> [DIRECTION]
Go through the material below and copy all lines with "data".

═══ INPUT RECORDS ═══

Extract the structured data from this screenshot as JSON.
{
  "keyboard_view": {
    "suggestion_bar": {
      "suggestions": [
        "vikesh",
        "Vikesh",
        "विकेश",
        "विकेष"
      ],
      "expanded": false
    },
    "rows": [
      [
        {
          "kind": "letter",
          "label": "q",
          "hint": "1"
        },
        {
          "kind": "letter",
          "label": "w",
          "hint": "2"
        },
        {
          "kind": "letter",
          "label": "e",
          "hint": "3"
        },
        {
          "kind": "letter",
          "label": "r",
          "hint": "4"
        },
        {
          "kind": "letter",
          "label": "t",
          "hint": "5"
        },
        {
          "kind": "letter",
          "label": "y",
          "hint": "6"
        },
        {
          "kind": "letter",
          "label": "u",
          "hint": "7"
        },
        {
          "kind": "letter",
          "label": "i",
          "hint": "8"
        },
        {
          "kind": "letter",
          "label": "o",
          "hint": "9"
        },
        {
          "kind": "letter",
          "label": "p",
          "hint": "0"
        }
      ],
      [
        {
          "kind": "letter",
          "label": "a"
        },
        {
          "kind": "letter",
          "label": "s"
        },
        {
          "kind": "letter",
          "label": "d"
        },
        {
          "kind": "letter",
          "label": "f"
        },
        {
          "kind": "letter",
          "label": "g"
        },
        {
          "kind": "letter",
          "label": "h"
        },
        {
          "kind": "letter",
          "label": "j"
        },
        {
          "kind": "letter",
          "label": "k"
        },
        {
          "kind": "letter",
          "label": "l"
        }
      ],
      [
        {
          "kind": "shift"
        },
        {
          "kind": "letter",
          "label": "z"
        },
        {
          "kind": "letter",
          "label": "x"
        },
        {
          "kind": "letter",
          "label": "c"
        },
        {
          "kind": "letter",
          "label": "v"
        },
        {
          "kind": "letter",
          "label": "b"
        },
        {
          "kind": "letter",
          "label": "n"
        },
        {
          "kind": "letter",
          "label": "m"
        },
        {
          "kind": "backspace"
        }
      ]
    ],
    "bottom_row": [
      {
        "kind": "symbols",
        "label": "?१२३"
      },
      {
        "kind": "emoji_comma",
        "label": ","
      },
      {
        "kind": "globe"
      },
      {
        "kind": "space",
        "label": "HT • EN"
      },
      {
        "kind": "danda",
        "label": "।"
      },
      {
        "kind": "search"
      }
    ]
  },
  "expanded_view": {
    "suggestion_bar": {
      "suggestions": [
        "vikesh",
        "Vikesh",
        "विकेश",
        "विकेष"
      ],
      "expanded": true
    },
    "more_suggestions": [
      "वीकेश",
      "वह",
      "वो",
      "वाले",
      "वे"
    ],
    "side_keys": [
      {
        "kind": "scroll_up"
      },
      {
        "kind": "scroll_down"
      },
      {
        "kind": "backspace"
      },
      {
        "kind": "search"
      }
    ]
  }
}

═══
═══ INPUT RECORDS ═══

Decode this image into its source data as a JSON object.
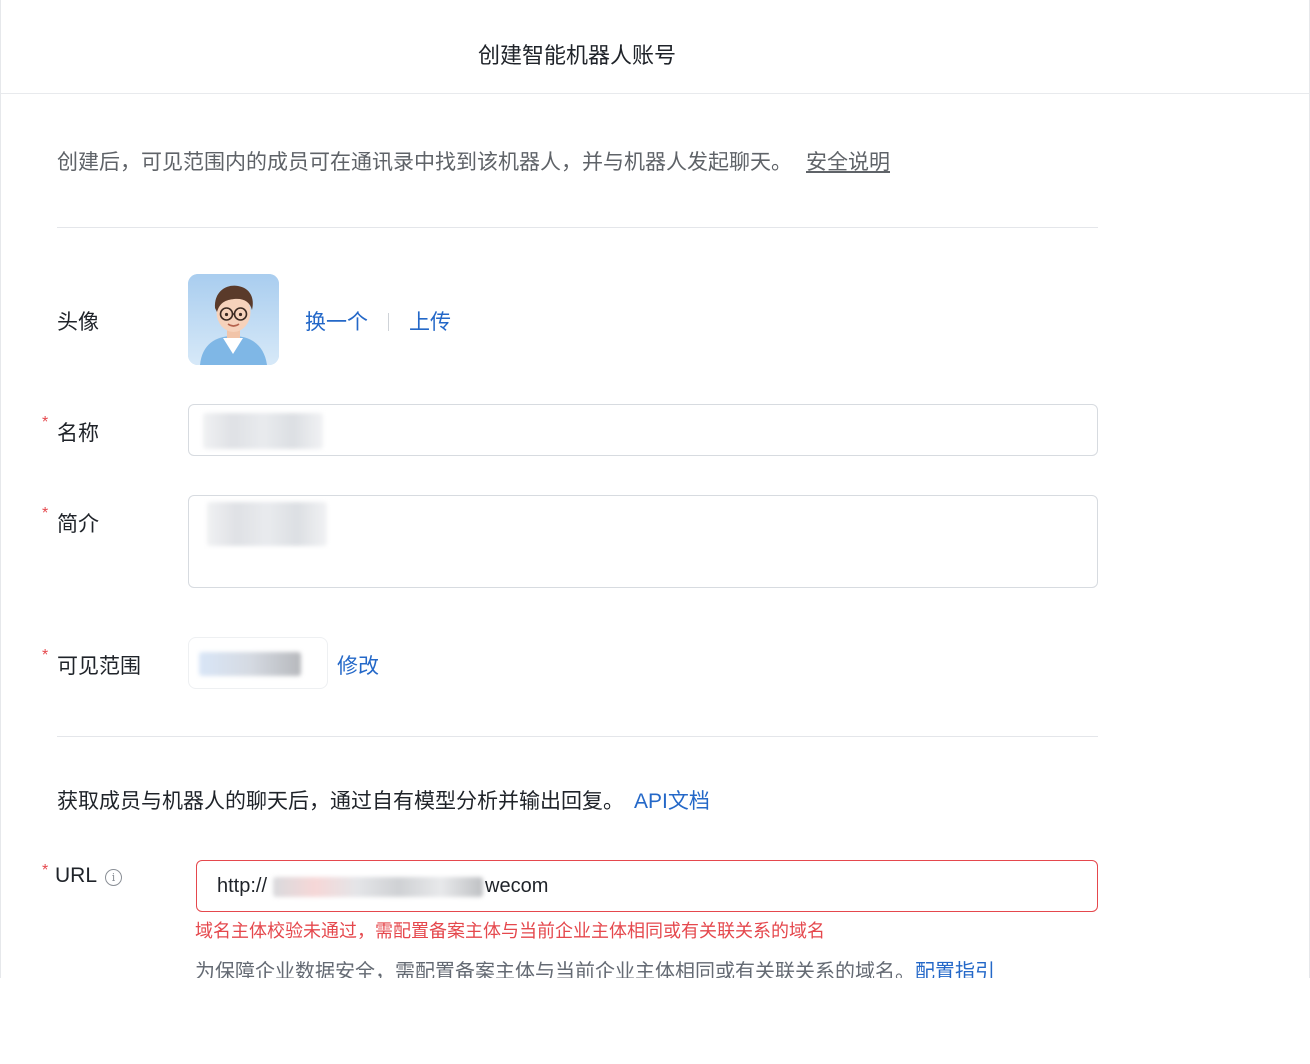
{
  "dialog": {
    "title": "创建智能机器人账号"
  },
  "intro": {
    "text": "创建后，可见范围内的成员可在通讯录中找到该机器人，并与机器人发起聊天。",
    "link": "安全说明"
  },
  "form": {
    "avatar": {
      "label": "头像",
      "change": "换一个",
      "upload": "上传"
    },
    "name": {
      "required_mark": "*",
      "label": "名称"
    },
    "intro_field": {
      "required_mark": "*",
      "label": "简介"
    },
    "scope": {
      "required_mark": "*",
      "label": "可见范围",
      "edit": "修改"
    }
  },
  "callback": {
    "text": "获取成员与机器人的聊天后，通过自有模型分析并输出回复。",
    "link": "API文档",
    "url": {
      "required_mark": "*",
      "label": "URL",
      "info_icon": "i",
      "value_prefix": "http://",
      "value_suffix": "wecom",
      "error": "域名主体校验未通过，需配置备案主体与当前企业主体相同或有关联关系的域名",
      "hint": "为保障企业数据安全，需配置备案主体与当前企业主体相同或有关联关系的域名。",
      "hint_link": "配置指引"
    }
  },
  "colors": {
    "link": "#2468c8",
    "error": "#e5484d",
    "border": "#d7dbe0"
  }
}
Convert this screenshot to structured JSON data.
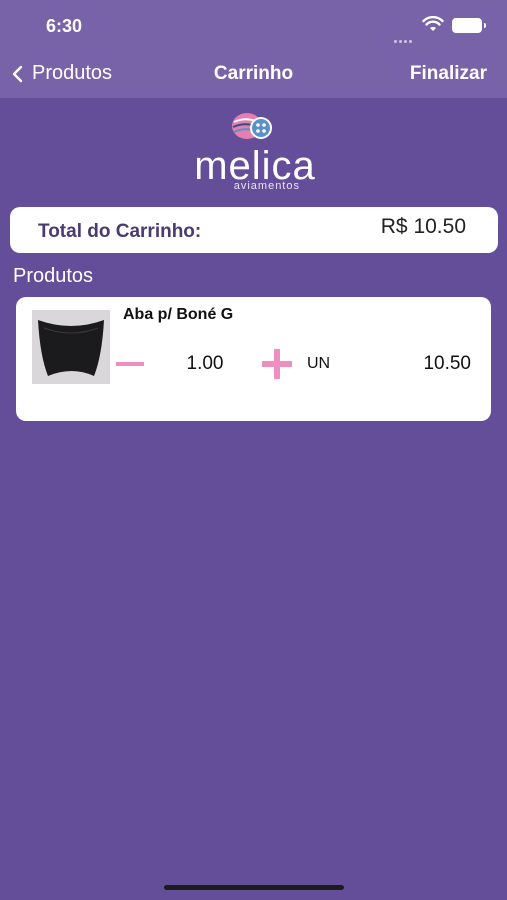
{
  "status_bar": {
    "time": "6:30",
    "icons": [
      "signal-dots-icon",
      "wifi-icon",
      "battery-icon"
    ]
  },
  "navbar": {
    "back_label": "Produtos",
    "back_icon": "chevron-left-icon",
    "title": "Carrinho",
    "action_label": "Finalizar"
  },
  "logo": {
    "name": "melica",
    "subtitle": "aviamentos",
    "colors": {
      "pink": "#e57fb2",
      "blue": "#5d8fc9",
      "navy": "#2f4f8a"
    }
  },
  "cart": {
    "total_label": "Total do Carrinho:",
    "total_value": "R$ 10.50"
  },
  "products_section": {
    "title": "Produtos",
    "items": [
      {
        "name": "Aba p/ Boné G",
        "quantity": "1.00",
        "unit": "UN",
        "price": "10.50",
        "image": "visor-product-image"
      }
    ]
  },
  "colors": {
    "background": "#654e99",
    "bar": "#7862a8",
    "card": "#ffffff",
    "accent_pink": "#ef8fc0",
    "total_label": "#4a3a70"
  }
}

═══

> [SOLUTION BELOW]
Extract the structured data from this screenshot as JSON.
Decode this image into its source data as a JSON object.
Convert this screenshot to structured JSON data.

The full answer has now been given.